## RECORDS FOR THIS TASK:

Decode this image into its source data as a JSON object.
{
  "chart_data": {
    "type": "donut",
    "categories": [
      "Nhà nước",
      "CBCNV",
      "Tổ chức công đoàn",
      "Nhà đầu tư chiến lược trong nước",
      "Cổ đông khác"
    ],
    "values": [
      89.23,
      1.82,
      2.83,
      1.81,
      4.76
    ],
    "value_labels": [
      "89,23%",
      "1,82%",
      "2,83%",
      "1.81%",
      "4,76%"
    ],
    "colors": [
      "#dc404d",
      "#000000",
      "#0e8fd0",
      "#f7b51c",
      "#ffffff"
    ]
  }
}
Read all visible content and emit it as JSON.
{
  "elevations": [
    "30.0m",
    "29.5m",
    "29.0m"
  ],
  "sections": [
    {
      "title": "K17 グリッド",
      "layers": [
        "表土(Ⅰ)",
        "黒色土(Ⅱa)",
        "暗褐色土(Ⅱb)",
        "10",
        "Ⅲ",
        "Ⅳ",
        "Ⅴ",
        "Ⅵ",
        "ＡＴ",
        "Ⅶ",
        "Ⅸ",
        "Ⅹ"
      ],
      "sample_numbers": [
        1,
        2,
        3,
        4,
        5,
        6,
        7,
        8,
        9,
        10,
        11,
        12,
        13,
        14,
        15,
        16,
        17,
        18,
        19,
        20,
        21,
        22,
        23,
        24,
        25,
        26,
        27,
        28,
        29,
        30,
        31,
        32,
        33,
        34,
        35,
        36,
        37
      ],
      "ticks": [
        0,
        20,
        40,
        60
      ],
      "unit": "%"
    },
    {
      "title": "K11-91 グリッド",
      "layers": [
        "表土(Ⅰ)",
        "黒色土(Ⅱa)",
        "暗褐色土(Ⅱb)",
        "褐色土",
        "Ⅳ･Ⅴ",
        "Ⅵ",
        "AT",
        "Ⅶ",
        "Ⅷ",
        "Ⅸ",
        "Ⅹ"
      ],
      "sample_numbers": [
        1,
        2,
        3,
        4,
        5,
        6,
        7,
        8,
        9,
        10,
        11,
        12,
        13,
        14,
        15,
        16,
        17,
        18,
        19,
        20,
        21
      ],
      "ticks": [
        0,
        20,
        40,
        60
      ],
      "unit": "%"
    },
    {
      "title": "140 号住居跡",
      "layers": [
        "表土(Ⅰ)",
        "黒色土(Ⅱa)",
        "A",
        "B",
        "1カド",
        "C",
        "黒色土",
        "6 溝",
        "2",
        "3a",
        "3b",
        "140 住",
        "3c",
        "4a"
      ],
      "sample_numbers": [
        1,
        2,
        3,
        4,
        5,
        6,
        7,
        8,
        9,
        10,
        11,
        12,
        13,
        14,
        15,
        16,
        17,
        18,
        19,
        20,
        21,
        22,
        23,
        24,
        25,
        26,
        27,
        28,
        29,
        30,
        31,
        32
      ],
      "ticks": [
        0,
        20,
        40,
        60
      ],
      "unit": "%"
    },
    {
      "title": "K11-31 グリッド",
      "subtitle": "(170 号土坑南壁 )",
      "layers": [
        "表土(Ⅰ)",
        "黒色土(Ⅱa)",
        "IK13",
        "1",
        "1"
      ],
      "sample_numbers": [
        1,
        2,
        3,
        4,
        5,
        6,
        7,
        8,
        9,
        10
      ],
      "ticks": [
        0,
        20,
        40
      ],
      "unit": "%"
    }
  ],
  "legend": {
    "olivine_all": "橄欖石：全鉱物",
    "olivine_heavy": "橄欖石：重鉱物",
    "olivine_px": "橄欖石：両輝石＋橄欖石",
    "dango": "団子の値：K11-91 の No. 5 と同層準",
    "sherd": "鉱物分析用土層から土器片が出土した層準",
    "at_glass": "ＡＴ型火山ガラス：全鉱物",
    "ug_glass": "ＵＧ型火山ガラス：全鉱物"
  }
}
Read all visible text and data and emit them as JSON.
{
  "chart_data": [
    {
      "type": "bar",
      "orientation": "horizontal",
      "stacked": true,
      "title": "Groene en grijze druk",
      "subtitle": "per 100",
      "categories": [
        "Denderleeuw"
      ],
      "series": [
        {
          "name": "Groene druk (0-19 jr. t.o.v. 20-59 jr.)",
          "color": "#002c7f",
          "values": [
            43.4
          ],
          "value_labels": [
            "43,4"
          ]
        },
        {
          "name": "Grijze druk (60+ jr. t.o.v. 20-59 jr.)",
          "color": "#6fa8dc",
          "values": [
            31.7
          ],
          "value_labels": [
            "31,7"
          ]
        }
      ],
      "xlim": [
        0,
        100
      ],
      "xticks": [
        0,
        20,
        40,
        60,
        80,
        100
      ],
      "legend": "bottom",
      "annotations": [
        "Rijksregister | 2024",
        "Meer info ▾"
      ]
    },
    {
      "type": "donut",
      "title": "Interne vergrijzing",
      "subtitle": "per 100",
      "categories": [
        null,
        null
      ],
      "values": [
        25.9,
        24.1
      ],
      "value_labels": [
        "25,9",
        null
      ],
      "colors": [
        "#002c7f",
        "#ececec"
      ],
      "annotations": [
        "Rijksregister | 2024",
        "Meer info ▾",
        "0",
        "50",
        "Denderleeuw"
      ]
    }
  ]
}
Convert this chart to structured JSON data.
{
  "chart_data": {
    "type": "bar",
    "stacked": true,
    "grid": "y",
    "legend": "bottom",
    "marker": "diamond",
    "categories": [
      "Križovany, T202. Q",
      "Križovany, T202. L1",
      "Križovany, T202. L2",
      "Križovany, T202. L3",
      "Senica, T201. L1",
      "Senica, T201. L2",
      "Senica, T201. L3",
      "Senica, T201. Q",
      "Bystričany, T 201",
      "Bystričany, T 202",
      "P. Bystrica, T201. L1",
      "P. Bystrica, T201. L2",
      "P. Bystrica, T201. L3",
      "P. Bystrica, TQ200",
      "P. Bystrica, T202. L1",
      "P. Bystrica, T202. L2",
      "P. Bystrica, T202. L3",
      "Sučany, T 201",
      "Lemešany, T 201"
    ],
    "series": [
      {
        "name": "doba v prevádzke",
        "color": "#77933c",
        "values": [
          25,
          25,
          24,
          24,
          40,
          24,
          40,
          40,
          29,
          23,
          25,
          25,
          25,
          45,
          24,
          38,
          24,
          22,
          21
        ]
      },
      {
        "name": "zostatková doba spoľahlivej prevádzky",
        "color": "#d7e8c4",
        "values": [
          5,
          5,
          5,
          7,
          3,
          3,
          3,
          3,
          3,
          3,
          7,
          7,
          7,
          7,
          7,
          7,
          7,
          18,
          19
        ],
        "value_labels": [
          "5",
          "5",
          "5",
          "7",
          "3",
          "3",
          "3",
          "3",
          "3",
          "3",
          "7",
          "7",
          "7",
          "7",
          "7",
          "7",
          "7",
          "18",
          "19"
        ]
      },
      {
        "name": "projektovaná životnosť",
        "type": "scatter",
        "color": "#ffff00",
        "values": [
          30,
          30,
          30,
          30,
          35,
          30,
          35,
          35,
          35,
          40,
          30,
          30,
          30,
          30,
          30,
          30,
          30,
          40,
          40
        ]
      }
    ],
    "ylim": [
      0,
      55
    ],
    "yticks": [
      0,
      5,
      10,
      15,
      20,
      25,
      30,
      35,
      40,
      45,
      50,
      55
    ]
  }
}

## WRITTEN REQUEST:
All lines holding the word "name" should be picked out and copied.

## RESPONSE:
          "name": "Groene druk (0-19 jr. t.o.v. 20-59 jr.)",
          "name": "Grijze druk (60+ jr. t.o.v. 20-59 jr.)",
        "name": "doba v prevádzke",
        "name": "zostatková doba spoľahlivej prevádzky",
        "name": "projektovaná životnosť",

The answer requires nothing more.